--- begin PROVIDED MATERIAL ---

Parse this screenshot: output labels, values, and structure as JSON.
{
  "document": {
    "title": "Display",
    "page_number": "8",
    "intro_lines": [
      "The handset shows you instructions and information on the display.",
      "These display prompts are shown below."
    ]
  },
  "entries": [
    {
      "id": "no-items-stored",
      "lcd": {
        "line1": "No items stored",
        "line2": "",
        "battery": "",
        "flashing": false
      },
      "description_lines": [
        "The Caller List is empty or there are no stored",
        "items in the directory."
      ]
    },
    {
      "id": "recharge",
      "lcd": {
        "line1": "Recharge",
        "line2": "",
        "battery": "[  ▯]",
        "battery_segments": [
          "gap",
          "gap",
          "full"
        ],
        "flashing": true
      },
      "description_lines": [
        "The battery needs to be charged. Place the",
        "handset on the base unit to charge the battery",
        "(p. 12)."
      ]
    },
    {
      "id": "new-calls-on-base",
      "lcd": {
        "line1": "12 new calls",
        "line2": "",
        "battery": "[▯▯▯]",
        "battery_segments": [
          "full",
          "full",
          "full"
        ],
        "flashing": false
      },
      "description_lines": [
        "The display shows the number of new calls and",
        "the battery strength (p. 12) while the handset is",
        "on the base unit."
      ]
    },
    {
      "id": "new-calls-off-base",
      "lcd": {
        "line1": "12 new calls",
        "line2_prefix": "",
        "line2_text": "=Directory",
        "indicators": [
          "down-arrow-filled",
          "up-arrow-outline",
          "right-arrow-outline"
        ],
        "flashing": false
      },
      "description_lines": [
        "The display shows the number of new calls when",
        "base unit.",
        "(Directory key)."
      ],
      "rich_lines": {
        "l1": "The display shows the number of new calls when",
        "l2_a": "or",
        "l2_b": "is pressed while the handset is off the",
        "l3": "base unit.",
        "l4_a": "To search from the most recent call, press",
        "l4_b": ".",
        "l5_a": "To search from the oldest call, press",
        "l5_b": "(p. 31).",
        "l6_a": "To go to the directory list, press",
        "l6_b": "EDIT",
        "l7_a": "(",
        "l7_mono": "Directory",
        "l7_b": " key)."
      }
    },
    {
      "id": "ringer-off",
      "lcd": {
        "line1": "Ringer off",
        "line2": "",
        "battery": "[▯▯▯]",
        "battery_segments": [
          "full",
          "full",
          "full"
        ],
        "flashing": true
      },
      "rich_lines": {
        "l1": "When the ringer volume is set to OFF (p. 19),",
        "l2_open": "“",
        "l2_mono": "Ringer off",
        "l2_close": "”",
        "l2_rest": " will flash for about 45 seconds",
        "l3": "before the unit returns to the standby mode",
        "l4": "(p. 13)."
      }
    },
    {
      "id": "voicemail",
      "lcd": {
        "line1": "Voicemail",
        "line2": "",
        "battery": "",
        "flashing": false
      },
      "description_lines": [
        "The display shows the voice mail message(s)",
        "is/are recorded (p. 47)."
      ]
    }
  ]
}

--- end PROVIDED MATERIAL ---

Repeat all of the records above exactly as written.

_EXERCISE ANSWER_
Parse this screenshot: output labels, values, and structure as JSON.
{
  "document": {
    "title": "Display",
    "page_number": "8",
    "intro_lines": [
      "The handset shows you instructions and information on the display.",
      "These display prompts are shown below."
    ]
  },
  "entries": [
    {
      "id": "no-items-stored",
      "lcd": {
        "line1": "No items stored",
        "line2": "",
        "battery": "",
        "flashing": false
      },
      "description_lines": [
        "The Caller List is empty or there are no stored",
        "items in the directory."
      ]
    },
    {
      "id": "recharge",
      "lcd": {
        "line1": "Recharge",
        "line2": "",
        "battery": "[  ▯]",
        "battery_segments": [
          "gap",
          "gap",
          "full"
        ],
        "flashing": true
      },
      "description_lines": [
        "The battery needs to be charged. Place the",
        "handset on the base unit to charge the battery",
        "(p. 12)."
      ]
    },
    {
      "id": "new-calls-on-base",
      "lcd": {
        "line1": "12 new calls",
        "line2": "",
        "battery": "[▯▯▯]",
        "battery_segments": [
          "full",
          "full",
          "full"
        ],
        "flashing": false
      },
      "description_lines": [
        "The display shows the number of new calls and",
        "the battery strength (p. 12) while the handset is",
        "on the base unit."
      ]
    },
    {
      "id": "new-calls-off-base",
      "lcd": {
        "line1": "12 new calls",
        "line2_prefix": "",
        "line2_text": "=Directory",
        "indicators": [
          "down-arrow-filled",
          "up-arrow-outline",
          "right-arrow-outline"
        ],
        "flashing": false
      },
      "description_lines": [
        "The display shows the number of new calls when",
        "base unit.",
        "(Directory key)."
      ],
      "rich_lines": {
        "l1": "The display shows the number of new calls when",
        "l2_a": "or",
        "l2_b": "is pressed while the handset is off the",
        "l3": "base unit.",
        "l4_a": "To search from the most recent call, press",
        "l4_b": ".",
        "l5_a": "To search from the oldest call, press",
        "l5_b": "(p. 31).",
        "l6_a": "To go to the directory list, press",
        "l6_b": "EDIT",
        "l7_a": "(",
        "l7_mono": "Directory",
        "l7_b": " key)."
      }
    },
    {
      "id": "ringer-off",
      "lcd": {
        "line1": "Ringer off",
        "line2": "",
        "battery": "[▯▯▯]",
        "battery_segments": [
          "full",
          "full",
          "full"
        ],
        "flashing": true
      },
      "rich_lines": {
        "l1": "When the ringer volume is set to OFF (p. 19),",
        "l2_open": "“",
        "l2_mono": "Ringer off",
        "l2_close": "”",
        "l2_rest": " will flash for about 45 seconds",
        "l3": "before the unit returns to the standby mode",
        "l4": "(p. 13)."
      }
    },
    {
      "id": "voicemail",
      "lcd": {
        "line1": "Voicemail",
        "line2": "",
        "battery": "",
        "flashing": false
      },
      "description_lines": [
        "The display shows the voice mail message(s)",
        "is/are recorded (p. 47)."
      ]
    }
  ]
}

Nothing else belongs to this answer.